What is required :: Pull out from the material below all lines with "JSON".

** start of Extracted data **

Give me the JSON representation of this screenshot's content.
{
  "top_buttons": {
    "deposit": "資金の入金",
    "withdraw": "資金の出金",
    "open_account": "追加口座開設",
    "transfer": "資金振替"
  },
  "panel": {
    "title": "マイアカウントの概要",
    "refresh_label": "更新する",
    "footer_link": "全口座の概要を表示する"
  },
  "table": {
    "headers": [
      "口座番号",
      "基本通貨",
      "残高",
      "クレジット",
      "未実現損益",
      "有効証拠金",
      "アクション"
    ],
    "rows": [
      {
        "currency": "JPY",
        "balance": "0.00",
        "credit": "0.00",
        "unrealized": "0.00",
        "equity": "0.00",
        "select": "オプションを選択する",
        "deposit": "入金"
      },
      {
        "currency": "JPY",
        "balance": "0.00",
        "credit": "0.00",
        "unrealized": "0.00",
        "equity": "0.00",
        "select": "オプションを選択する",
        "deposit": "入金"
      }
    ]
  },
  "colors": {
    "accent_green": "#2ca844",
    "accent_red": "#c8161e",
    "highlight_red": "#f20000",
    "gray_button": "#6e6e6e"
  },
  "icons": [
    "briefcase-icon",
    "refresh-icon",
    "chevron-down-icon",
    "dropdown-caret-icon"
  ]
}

** end of Extracted data **
** start of Extracted data **

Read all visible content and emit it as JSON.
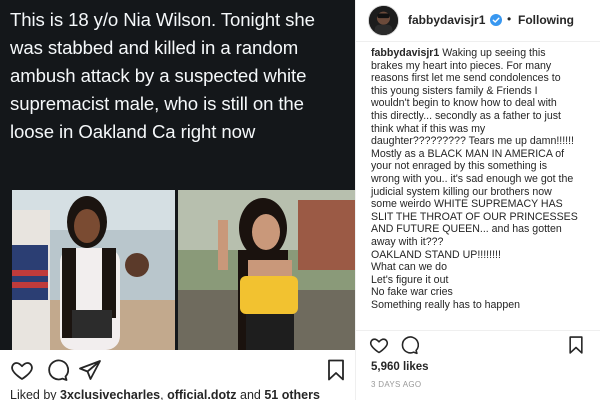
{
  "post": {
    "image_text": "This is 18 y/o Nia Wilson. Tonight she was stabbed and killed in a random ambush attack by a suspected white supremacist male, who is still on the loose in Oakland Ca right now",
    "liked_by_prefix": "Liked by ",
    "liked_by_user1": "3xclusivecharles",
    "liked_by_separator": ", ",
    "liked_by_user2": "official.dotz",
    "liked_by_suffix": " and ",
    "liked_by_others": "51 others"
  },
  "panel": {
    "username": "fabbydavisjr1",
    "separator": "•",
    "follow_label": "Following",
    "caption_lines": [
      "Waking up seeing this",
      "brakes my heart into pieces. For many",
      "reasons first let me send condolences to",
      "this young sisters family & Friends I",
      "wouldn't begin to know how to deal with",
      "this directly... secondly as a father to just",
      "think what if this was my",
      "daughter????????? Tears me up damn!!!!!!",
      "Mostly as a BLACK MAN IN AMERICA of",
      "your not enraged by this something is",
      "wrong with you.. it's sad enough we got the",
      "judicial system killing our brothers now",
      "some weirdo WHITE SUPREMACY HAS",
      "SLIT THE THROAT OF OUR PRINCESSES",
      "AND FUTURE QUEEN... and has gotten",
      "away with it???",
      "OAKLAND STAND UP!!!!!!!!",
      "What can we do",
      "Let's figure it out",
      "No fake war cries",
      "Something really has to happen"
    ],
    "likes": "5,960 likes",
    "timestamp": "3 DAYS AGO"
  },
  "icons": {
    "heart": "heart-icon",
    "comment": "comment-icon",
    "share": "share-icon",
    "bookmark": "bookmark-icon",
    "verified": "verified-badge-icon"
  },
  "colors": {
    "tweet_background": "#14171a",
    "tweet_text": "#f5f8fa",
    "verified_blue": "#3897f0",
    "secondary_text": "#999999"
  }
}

** end of Extracted data **

The result ::
Give me the JSON representation of this screenshot's content.
Read all visible content and emit it as JSON.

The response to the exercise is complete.